Task item: Your answer must be an exact repetition of every record.

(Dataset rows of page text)
Content starts
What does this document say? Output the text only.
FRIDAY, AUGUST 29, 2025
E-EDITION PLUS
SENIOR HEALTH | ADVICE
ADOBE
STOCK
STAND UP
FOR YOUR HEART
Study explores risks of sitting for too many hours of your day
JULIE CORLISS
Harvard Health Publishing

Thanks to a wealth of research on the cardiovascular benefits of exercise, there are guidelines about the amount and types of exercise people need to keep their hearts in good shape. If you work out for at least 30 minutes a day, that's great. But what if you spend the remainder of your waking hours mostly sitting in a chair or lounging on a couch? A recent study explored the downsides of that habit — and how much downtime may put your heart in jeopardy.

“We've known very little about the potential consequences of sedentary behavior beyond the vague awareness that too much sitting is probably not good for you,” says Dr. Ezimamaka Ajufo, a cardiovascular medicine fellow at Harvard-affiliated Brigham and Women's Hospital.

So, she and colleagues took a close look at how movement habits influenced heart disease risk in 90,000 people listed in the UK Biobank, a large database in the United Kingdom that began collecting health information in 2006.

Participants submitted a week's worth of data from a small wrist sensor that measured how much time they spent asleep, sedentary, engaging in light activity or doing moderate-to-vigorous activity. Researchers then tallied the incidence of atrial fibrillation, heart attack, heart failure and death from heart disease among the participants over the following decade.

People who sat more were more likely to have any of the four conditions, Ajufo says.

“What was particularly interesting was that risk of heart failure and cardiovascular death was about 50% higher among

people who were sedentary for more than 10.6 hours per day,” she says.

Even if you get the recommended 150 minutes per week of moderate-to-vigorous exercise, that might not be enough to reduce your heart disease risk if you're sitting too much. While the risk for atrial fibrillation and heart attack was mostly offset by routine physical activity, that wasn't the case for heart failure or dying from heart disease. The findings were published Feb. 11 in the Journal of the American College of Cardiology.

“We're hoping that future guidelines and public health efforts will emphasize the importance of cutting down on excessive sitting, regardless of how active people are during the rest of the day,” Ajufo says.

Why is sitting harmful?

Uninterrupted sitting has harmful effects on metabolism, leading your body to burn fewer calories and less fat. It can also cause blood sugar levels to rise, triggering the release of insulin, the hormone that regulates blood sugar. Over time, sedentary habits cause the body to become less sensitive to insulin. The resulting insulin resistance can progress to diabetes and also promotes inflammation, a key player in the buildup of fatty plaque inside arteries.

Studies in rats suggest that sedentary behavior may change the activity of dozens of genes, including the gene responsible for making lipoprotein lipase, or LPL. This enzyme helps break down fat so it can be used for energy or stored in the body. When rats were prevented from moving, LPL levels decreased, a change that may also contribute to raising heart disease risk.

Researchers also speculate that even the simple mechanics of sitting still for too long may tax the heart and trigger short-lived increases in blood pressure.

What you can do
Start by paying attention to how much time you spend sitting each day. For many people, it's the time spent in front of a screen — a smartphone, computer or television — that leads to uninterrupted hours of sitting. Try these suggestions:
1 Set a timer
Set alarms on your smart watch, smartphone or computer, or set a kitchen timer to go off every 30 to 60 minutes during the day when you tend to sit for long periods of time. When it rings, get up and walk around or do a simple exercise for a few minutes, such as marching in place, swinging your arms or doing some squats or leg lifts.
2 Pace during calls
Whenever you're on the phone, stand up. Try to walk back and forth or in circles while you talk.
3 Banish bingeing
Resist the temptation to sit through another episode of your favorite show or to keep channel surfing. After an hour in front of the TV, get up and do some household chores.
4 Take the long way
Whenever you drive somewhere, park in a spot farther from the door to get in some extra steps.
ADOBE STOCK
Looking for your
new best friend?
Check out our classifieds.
Content ends
Reply:
What does this document say? Output the text only.
FRIDAY, AUGUST 29, 2025
E-EDITION PLUS
SENIOR HEALTH | ADVICE
ADOBE
STOCK
STAND UP
FOR YOUR HEART
Study explores risks of sitting for too many hours of your day
JULIE CORLISS
Harvard Health Publishing

Thanks to a wealth of research on the cardiovascular benefits of exercise, there are guidelines about the amount and types of exercise people need to keep their hearts in good shape. If you work out for at least 30 minutes a day, that's great. But what if you spend the remainder of your waking hours mostly sitting in a chair or lounging on a couch? A recent study explored the downsides of that habit — and how much downtime may put your heart in jeopardy.

“We've known very little about the potential consequences of sedentary behavior beyond the vague awareness that too much sitting is probably not good for you,” says Dr. Ezimamaka Ajufo, a cardiovascular medicine fellow at Harvard-affiliated Brigham and Women's Hospital.

So, she and colleagues took a close look at how movement habits influenced heart disease risk in 90,000 people listed in the UK Biobank, a large database in the United Kingdom that began collecting health information in 2006.

Participants submitted a week's worth of data from a small wrist sensor that measured how much time they spent asleep, sedentary, engaging in light activity or doing moderate-to-vigorous activity. Researchers then tallied the incidence of atrial fibrillation, heart attack, heart failure and death from heart disease among the participants over the following decade.

People who sat more were more likely to have any of the four conditions, Ajufo says.

“What was particularly interesting was that risk of heart failure and cardiovascular death was about 50% higher among

people who were sedentary for more than 10.6 hours per day,” she says.

Even if you get the recommended 150 minutes per week of moderate-to-vigorous exercise, that might not be enough to reduce your heart disease risk if you're sitting too much. While the risk for atrial fibrillation and heart attack was mostly offset by routine physical activity, that wasn't the case for heart failure or dying from heart disease. The findings were published Feb. 11 in the Journal of the American College of Cardiology.

“We're hoping that future guidelines and public health efforts will emphasize the importance of cutting down on excessive sitting, regardless of how active people are during the rest of the day,” Ajufo says.

Why is sitting harmful?

Uninterrupted sitting has harmful effects on metabolism, leading your body to burn fewer calories and less fat. It can also cause blood sugar levels to rise, triggering the release of insulin, the hormone that regulates blood sugar. Over time, sedentary habits cause the body to become less sensitive to insulin. The resulting insulin resistance can progress to diabetes and also promotes inflammation, a key player in the buildup of fatty plaque inside arteries.

Studies in rats suggest that sedentary behavior may change the activity of dozens of genes, including the gene responsible for making lipoprotein lipase, or LPL. This enzyme helps break down fat so it can be used for energy or stored in the body. When rats were prevented from moving, LPL levels decreased, a change that may also contribute to raising heart disease risk.

Researchers also speculate that even the simple mechanics of sitting still for too long may tax the heart and trigger short-lived increases in blood pressure.

What you can do
Start by paying attention to how much time you spend sitting each day. For many people, it's the time spent in front of a screen — a smartphone, computer or television — that leads to uninterrupted hours of sitting. Try these suggestions:
1 Set a timer
Set alarms on your smart watch, smartphone or computer, or set a kitchen timer to go off every 30 to 60 minutes during the day when you tend to sit for long periods of time. When it rings, get up and walk around or do a simple exercise for a few minutes, such as marching in place, swinging your arms or doing some squats or leg lifts.
2 Pace during calls
Whenever you're on the phone, stand up. Try to walk back and forth or in circles while you talk.
3 Banish bingeing
Resist the temptation to sit through another episode of your favorite show or to keep channel surfing. After an hour in front of the TV, get up and do some household chores.
4 Take the long way
Whenever you drive somewhere, park in a spot farther from the door to get in some extra steps.
ADOBE STOCK
Looking for your
new best friend?
Check out our classifieds.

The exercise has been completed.